======== Records to process ========
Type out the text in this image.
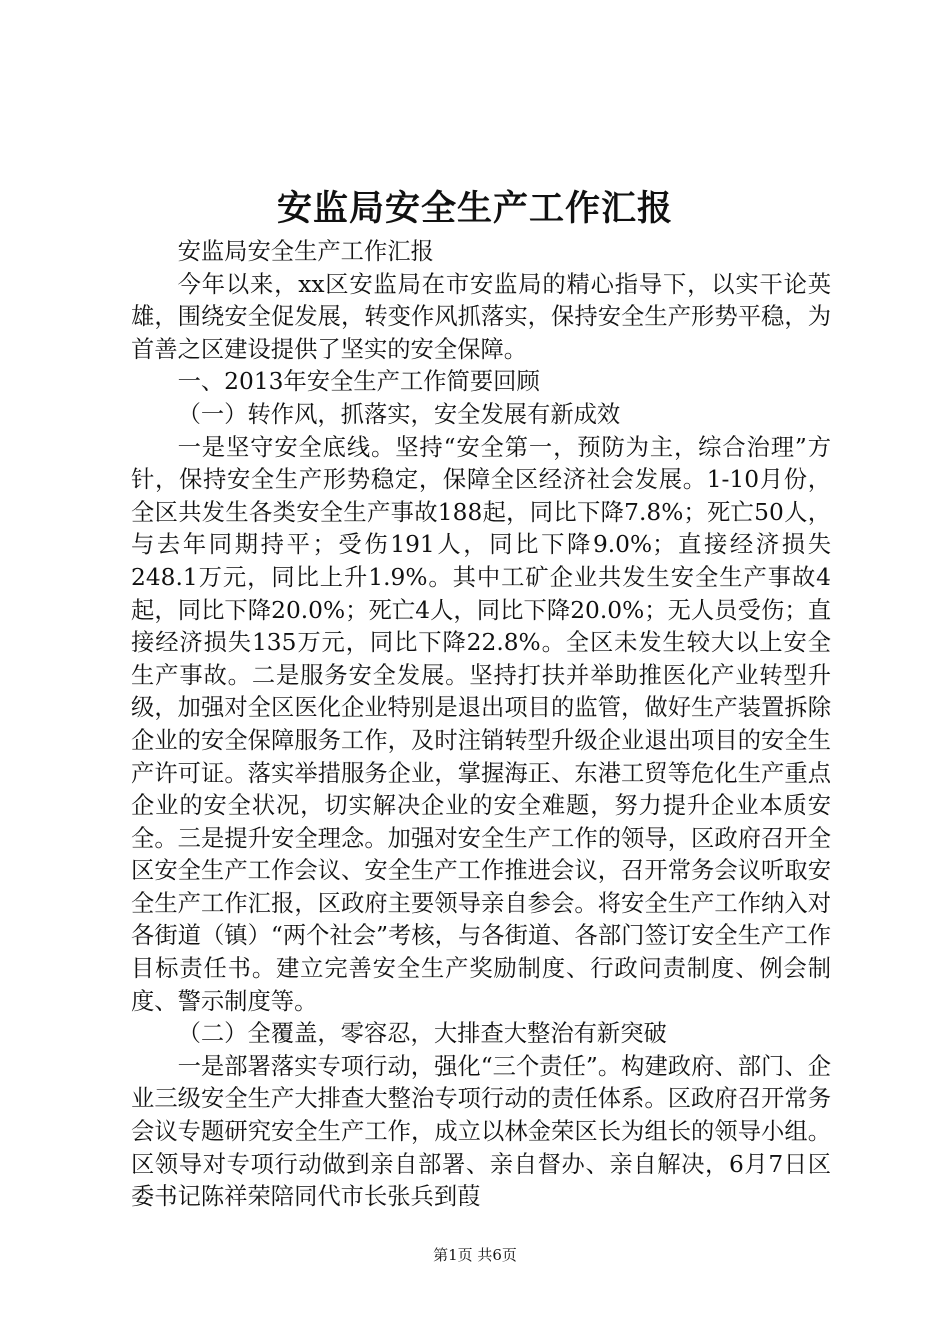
安监局安全生产工作汇报

安监局安全生产工作汇报

今年以来，xx区安监局在市安监局的精心指导下，以实干论英雄，围绕安全促发展，转变作风抓落实，保持安全生产形势平稳，为首善之区建设提供了坚实的安全保障。

一、2013年安全生产工作简要回顾

（一）转作风，抓落实，安全发展有新成效

一是坚守安全底线。坚持“安全第一，预防为主，综合治理”方针，保持安全生产形势稳定，保障全区经济社会发展。1-10月份，全区共发生各类安全生产事故188起，同比下降7.8%；死亡50人，与去年同期持平；受伤191人，同比下降9.0%；直接经济损失248.1万元，同比上升1.9%。其中工矿企业共发生安全生产事故4起，同比下降20.0%；死亡4人，同比下降20.0%；无人员受伤；直接经济损失135万元，同比下降22.8%。全区未发生较大以上安全生产事故。二是服务安全发展。坚持打扶并举助推医化产业转型升级，加强对全区医化企业特别是退出项目的监管，做好生产装置拆除企业的安全保障服务工作，及时注销转型升级企业退出项目的安全生产许可证。落实举措服务企业，掌握海正、东港工贸等危化生产重点企业的安全状况，切实解决企业的安全难题，努力提升企业本质安全。三是提升安全理念。加强对安全生产工作的领导，区政府召开全区安全生产工作会议、安全生产工作推进会议，召开常务会议听取安全生产工作汇报，区政府主要领导亲自参会。将安全生产工作纳入对各街道（镇）“两个社会”考核，与各街道、各部门签订安全生产工作目标责任书。建立完善安全生产奖励制度、行政问责制度、例会制度、警示制度等。

（二）全覆盖，零容忍，大排查大整治有新突破

一是部署落实专项行动，强化“三个责任”。构建政府、部门、企业三级安全生产大排查大整治专项行动的责任体系。区政府召开常务会议专题研究安全生产工作，成立以林金荣区长为组长的领导小组。区领导对专项行动做到亲自部署、亲自督办、亲自解决，6月7日区委书记陈祥荣陪同代市长张兵到葭

第1页 共6页
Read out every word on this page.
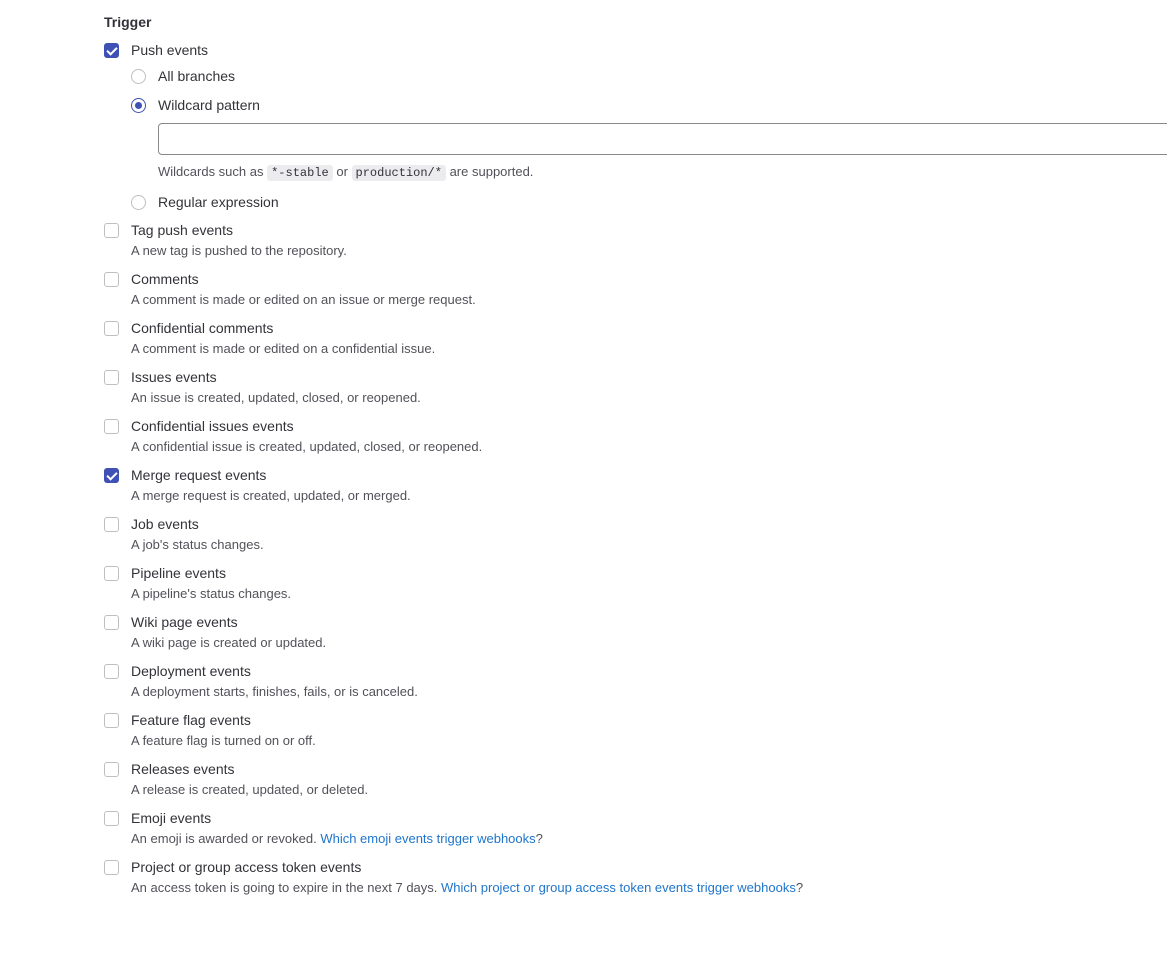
Trigger
Push events
All branches
Wildcard pattern
Wildcards such as *-stable or production/* are supported.
Regular expression
Tag push events
A new tag is pushed to the repository.
Comments
A comment is made or edited on an issue or merge request.
Confidential comments
A comment is made or edited on a confidential issue.
Issues events
An issue is created, updated, closed, or reopened.
Confidential issues events
A confidential issue is created, updated, closed, or reopened.
Merge request events
A merge request is created, updated, or merged.
Job events
A job's status changes.
Pipeline events
A pipeline's status changes.
Wiki page events
A wiki page is created or updated.
Deployment events
A deployment starts, finishes, fails, or is canceled.
Feature flag events
A feature flag is turned on or off.
Releases events
A release is created, updated, or deleted.
Emoji events
An emoji is awarded or revoked. Which emoji events trigger webhooks?
Project or group access token events
An access token is going to expire in the next 7 days. Which project or group access token events trigger webhooks?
========
### Directions
Pictures are not part of the copy; output everything else in the records exactly.

### Exercise solution
Type out the text in this image.
安监局安全生产工作汇报

安监局安全生产工作汇报

今年以来，xx区安监局在市安监局的精心指导下，以实干论英雄，围绕安全促发展，转变作风抓落实，保持安全生产形势平稳，为首善之区建设提供了坚实的安全保障。

一、2013年安全生产工作简要回顾

（一）转作风，抓落实，安全发展有新成效

一是坚守安全底线。坚持“安全第一，预防为主，综合治理”方针，保持安全生产形势稳定，保障全区经济社会发展。1-10月份，全区共发生各类安全生产事故188起，同比下降7.8%；死亡50人，与去年同期持平；受伤191人，同比下降9.0%；直接经济损失248.1万元，同比上升1.9%。其中工矿企业共发生安全生产事故4起，同比下降20.0%；死亡4人，同比下降20.0%；无人员受伤；直接经济损失135万元，同比下降22.8%。全区未发生较大以上安全生产事故。二是服务安全发展。坚持打扶并举助推医化产业转型升级，加强对全区医化企业特别是退出项目的监管，做好生产装置拆除企业的安全保障服务工作，及时注销转型升级企业退出项目的安全生产许可证。落实举措服务企业，掌握海正、东港工贸等危化生产重点企业的安全状况，切实解决企业的安全难题，努力提升企业本质安全。三是提升安全理念。加强对安全生产工作的领导，区政府召开全区安全生产工作会议、安全生产工作推进会议，召开常务会议听取安全生产工作汇报，区政府主要领导亲自参会。将安全生产工作纳入对各街道（镇）“两个社会”考核，与各街道、各部门签订安全生产工作目标责任书。建立完善安全生产奖励制度、行政问责制度、例会制度、警示制度等。

（二）全覆盖，零容忍，大排查大整治有新突破

一是部署落实专项行动，强化“三个责任”。构建政府、部门、企业三级安全生产大排查大整治专项行动的责任体系。区政府召开常务会议专题研究安全生产工作，成立以林金荣区长为组长的领导小组。区领导对专项行动做到亲自部署、亲自督办、亲自解决，6月7日区委书记陈祥荣陪同代市长张兵到葭

第1页 共6页
Read out every word on this page.
Trigger
Push events
All branches
Wildcard pattern
Wildcards such as *-stable or production/* are supported.
Regular expression
Tag push events
A new tag is pushed to the repository.
Comments
A comment is made or edited on an issue or merge request.
Confidential comments
A comment is made or edited on a confidential issue.
Issues events
An issue is created, updated, closed, or reopened.
Confidential issues events
A confidential issue is created, updated, closed, or reopened.
Merge request events
A merge request is created, updated, or merged.
Job events
A job's status changes.
Pipeline events
A pipeline's status changes.
Wiki page events
A wiki page is created or updated.
Deployment events
A deployment starts, finishes, fails, or is canceled.
Feature flag events
A feature flag is turned on or off.
Releases events
A release is created, updated, or deleted.
Emoji events
An emoji is awarded or revoked. Which emoji events trigger webhooks?
Project or group access token events
An access token is going to expire in the next 7 days. Which project or group access token events trigger webhooks?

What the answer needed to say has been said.